Retype all material exactly. Pictures stay out of the copy.

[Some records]
# # # #

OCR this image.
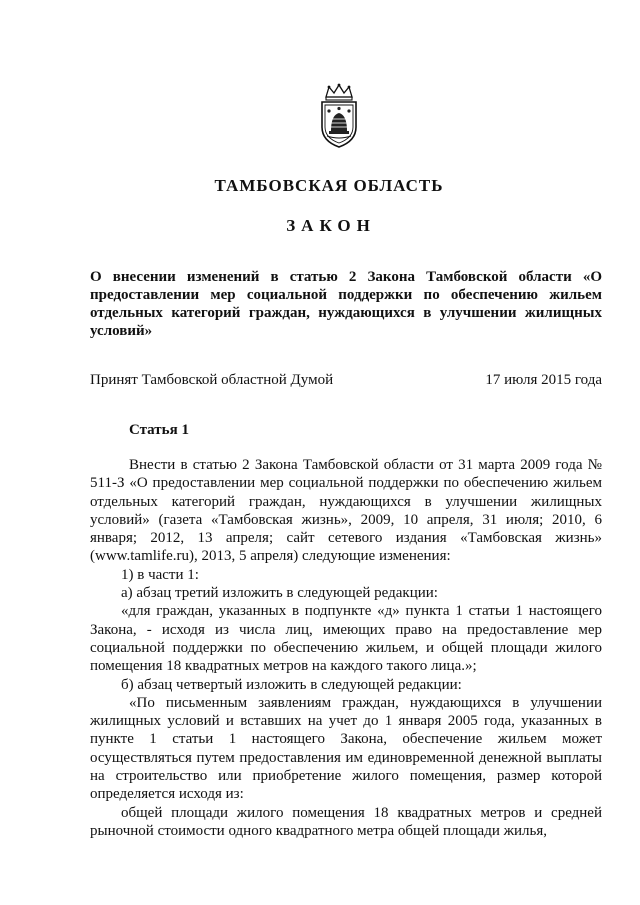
ТАМБОВСКАЯ ОБЛАСТЬ
ЗАКОН
О внесении изменений в статью 2 Закона Тамбовской области «О предоставлении мер социальной поддержки по обеспечению жильем отдельных категорий граждан, нуждающихся в улучшении жилищных условий»
Принят Тамбовской областной Думой	17 июля 2015 года
Статья 1

Внести в статью 2 Закона Тамбовской области от 31 марта 2009 года № 511-З «О предоставлении мер социальной поддержки по обеспечению жильем отдельных категорий граждан, нуждающихся в улучшении жилищных условий» (газета «Тамбовская жизнь», 2009, 10 апреля, 31 июля; 2010, 6 января; 2012, 13 апреля; сайт сетевого издания «Тамбовская жизнь» (www.tamlife.ru), 2013, 5 апреля) следующие изменения:

1) в части 1:

а) абзац третий изложить в следующей редакции:

«для граждан, указанных в подпункте «д» пункта 1 статьи 1 настоящего Закона, - исходя из числа лиц, имеющих право на предоставление мер социальной поддержки по обеспечению жильем, и общей площади жилого помещения 18 квадратных метров на каждого такого лица.»;

б) абзац четвертый изложить в следующей редакции:

«По письменным заявлениям граждан, нуждающихся в улучшении жилищных условий и вставших на учет до 1 января 2005 года, указанных в пункте 1 статьи 1 настоящего Закона, обеспечение жильем может осуществляться путем предоставления им единовременной денежной выплаты на строительство или приобретение жилого помещения, размер которой определяется исходя из:

общей площади жилого помещения 18 квадратных метров и средней рыночной стоимости одного квадратного метра общей площади жилья,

# # # #

COMPLETED TASK:
OCR this image.
ТАМБОВСКАЯ ОБЛАСТЬ
ЗАКОН
О внесении изменений в статью 2 Закона Тамбовской области «О предоставлении мер социальной поддержки по обеспечению жильем отдельных категорий граждан, нуждающихся в улучшении жилищных условий»
Принят Тамбовской областной Думой	17 июля 2015 года
Статья 1

Внести в статью 2 Закона Тамбовской области от 31 марта 2009 года № 511-З «О предоставлении мер социальной поддержки по обеспечению жильем отдельных категорий граждан, нуждающихся в улучшении жилищных условий» (газета «Тамбовская жизнь», 2009, 10 апреля, 31 июля; 2010, 6 января; 2012, 13 апреля; сайт сетевого издания «Тамбовская жизнь» (www.tamlife.ru), 2013, 5 апреля) следующие изменения:

1) в части 1:

а) абзац третий изложить в следующей редакции:

«для граждан, указанных в подпункте «д» пункта 1 статьи 1 настоящего Закона, - исходя из числа лиц, имеющих право на предоставление мер социальной поддержки по обеспечению жильем, и общей площади жилого помещения 18 квадратных метров на каждого такого лица.»;

б) абзац четвертый изложить в следующей редакции:

«По письменным заявлениям граждан, нуждающихся в улучшении жилищных условий и вставших на учет до 1 января 2005 года, указанных в пункте 1 статьи 1 настоящего Закона, обеспечение жильем может осуществляться путем предоставления им единовременной денежной выплаты на строительство или приобретение жилого помещения, размер которой определяется исходя из:

общей площади жилого помещения 18 квадратных метров и средней рыночной стоимости одного квадратного метра общей площади жилья,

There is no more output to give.